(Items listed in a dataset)
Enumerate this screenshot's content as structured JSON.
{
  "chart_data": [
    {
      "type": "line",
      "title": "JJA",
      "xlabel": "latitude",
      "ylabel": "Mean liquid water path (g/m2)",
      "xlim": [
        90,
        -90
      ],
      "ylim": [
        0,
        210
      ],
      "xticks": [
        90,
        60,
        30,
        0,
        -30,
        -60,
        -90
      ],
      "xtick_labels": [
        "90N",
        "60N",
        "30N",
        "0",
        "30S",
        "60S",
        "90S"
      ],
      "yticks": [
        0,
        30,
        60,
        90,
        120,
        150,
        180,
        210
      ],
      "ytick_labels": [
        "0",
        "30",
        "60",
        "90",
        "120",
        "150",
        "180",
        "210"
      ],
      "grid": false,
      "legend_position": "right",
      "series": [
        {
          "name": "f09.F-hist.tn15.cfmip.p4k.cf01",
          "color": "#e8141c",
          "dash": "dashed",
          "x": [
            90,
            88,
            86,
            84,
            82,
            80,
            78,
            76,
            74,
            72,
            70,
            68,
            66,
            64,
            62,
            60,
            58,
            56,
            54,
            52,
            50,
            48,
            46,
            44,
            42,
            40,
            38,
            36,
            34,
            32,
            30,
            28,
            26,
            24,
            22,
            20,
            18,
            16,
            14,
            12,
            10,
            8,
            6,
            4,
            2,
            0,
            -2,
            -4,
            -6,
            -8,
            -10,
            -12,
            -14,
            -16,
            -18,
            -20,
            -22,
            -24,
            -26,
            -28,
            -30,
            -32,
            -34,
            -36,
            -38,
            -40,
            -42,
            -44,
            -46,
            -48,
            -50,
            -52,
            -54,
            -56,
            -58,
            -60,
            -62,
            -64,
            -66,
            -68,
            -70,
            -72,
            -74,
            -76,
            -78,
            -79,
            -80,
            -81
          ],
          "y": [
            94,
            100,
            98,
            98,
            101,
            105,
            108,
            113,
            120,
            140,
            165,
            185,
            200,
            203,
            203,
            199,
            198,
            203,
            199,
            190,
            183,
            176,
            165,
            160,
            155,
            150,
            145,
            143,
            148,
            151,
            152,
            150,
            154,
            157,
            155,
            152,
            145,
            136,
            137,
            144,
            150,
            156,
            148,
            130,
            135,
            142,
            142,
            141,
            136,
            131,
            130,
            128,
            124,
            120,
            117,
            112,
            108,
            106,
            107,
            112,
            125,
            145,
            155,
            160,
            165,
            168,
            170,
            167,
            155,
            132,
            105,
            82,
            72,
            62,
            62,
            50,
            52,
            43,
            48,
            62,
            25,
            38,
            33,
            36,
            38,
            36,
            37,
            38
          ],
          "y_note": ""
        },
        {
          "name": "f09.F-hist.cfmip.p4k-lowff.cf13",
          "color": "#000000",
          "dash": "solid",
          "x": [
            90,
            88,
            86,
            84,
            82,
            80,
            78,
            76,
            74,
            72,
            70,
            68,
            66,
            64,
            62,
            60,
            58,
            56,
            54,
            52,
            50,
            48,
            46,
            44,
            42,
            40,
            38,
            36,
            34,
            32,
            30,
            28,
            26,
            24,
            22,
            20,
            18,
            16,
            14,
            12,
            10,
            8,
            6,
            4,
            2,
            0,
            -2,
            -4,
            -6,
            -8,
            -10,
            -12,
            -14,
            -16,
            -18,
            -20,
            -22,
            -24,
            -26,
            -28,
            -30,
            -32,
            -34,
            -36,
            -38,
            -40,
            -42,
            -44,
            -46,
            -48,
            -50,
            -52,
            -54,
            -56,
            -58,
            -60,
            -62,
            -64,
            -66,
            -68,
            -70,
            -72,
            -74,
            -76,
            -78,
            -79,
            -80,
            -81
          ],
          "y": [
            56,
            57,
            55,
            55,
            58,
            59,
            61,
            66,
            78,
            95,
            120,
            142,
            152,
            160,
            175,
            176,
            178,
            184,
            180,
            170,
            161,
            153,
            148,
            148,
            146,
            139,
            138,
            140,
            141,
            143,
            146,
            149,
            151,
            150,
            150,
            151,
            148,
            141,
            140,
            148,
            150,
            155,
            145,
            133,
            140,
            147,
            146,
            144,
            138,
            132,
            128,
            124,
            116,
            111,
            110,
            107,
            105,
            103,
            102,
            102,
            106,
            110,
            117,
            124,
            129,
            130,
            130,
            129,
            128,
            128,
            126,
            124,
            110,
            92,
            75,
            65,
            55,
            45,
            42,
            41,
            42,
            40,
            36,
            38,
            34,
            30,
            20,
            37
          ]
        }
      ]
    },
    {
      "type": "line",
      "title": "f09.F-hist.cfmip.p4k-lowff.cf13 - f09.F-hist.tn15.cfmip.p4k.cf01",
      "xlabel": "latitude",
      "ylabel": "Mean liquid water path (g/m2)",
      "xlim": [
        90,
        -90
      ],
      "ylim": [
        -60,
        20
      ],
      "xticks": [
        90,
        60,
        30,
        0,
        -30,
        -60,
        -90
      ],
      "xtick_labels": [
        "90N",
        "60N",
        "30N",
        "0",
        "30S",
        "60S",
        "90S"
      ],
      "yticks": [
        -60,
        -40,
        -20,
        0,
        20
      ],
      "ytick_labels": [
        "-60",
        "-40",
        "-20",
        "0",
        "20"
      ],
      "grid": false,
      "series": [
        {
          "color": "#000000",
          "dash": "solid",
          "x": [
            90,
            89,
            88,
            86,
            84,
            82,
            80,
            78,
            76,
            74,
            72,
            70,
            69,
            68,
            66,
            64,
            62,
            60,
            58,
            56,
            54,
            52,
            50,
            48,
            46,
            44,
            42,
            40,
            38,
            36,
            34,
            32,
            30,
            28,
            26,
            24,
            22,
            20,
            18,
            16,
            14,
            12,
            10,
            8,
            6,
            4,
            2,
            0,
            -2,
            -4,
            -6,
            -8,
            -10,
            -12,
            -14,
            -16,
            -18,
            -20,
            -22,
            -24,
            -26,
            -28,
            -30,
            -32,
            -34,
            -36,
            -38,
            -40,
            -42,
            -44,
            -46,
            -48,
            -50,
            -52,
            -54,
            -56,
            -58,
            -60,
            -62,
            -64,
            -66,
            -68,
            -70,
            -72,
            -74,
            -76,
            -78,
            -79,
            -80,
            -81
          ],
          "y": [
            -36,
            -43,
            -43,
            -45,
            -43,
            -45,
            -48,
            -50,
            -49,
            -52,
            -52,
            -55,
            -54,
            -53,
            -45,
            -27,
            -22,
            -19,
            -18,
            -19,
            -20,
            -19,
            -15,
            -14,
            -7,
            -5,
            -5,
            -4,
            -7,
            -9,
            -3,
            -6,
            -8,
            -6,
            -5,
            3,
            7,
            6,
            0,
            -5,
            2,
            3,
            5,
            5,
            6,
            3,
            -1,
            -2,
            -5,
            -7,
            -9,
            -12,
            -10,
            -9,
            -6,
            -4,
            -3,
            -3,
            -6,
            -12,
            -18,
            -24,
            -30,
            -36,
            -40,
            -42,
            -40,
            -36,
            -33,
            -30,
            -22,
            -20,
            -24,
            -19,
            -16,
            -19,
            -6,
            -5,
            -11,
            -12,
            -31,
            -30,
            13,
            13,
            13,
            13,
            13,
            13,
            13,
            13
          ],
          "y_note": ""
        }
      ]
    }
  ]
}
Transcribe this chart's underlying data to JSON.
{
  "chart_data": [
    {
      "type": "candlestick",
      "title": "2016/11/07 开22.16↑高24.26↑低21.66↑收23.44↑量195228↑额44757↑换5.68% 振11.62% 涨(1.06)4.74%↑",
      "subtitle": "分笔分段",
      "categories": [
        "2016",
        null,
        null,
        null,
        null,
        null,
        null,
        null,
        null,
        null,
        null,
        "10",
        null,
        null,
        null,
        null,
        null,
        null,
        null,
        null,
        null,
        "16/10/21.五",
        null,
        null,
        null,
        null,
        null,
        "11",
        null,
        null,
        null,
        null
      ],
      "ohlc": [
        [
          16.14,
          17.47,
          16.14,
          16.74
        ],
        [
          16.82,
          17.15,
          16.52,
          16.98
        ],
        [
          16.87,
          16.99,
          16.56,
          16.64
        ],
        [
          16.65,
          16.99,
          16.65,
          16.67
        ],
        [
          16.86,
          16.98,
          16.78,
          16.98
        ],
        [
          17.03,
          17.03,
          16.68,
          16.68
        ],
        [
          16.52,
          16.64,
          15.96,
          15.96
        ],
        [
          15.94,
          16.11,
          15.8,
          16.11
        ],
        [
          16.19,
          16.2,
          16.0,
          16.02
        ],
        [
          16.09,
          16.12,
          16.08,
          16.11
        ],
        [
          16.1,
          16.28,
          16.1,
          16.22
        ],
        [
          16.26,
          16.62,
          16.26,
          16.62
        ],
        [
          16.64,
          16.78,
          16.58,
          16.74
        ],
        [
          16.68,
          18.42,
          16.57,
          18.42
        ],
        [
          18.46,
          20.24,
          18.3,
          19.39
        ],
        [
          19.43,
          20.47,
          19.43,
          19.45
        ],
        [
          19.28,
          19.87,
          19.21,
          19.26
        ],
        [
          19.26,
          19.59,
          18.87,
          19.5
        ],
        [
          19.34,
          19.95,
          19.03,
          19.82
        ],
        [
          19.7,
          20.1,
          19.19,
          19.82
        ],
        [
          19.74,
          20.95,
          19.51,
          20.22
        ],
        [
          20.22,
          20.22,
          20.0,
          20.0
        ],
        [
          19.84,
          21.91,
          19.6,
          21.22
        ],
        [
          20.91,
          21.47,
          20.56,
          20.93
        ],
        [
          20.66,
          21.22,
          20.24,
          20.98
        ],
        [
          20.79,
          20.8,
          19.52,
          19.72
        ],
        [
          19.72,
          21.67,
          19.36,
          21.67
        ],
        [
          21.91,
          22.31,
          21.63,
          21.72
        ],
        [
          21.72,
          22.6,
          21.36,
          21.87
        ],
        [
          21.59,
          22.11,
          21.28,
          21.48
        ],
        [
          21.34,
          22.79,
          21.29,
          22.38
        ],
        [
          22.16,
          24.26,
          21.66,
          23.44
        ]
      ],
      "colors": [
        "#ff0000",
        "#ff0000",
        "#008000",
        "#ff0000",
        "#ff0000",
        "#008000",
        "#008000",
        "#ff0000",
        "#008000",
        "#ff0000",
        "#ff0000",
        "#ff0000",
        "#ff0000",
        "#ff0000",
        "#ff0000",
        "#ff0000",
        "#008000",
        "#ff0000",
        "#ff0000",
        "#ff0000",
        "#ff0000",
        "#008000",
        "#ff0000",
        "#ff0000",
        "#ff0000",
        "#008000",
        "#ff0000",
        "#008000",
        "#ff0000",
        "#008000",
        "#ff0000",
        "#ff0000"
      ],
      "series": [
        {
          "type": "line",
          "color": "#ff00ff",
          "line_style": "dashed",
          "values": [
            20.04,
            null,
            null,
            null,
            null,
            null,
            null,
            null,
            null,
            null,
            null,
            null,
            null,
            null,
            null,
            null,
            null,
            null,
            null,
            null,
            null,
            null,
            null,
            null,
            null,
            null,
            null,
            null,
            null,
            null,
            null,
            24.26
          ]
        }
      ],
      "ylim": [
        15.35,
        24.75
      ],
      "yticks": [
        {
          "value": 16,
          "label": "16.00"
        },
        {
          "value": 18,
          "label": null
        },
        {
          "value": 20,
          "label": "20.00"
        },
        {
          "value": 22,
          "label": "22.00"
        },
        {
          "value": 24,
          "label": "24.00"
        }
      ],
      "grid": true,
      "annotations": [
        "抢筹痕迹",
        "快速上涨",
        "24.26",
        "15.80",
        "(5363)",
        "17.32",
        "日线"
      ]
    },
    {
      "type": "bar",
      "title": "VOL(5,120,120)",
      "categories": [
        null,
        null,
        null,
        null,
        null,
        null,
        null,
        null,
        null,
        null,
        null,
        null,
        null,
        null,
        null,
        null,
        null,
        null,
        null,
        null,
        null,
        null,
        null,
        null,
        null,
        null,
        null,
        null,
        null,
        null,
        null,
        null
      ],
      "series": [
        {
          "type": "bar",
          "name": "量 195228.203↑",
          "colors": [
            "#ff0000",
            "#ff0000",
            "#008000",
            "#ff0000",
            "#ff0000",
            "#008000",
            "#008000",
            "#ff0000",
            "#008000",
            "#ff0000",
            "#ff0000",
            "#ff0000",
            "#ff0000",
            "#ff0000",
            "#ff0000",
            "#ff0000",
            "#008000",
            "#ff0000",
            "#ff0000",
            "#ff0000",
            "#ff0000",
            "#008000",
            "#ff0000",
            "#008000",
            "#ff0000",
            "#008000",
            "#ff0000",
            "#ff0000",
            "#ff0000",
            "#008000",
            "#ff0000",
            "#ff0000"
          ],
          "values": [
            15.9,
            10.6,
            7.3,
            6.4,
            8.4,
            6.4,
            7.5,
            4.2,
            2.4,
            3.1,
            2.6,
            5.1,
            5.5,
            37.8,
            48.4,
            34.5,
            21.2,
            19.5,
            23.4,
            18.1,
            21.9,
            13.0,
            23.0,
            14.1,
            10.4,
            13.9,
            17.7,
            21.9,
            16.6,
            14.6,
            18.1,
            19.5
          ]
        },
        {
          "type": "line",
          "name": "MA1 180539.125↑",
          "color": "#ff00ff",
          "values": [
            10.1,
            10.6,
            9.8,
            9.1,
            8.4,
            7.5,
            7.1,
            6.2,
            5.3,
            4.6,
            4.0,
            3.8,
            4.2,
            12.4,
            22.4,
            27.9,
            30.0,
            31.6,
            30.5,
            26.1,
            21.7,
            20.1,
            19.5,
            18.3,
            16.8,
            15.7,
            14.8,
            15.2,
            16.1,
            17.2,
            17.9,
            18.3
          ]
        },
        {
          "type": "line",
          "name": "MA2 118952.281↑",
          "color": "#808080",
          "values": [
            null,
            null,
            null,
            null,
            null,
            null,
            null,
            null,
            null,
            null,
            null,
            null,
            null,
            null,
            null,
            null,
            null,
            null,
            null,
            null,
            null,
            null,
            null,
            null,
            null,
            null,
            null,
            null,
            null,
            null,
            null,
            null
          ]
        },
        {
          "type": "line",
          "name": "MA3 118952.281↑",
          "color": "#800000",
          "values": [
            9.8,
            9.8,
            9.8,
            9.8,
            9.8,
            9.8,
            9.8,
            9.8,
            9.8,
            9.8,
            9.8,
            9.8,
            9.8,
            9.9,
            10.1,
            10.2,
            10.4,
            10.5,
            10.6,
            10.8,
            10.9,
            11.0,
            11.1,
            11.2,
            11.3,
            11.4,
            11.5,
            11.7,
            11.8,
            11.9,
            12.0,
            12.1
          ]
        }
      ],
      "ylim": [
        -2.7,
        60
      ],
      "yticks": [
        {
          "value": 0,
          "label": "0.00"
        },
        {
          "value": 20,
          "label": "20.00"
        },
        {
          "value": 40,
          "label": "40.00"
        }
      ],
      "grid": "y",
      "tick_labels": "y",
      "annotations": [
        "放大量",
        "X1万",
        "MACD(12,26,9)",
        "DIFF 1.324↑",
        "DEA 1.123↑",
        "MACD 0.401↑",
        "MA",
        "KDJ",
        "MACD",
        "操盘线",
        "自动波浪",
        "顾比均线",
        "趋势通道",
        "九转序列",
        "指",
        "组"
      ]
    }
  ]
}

• Your objective: Pick out lines containing the word "grid", each one as written.

• The completed task:
      "grid": false,
      "grid": false,
      "grid": true,
      "grid": "y",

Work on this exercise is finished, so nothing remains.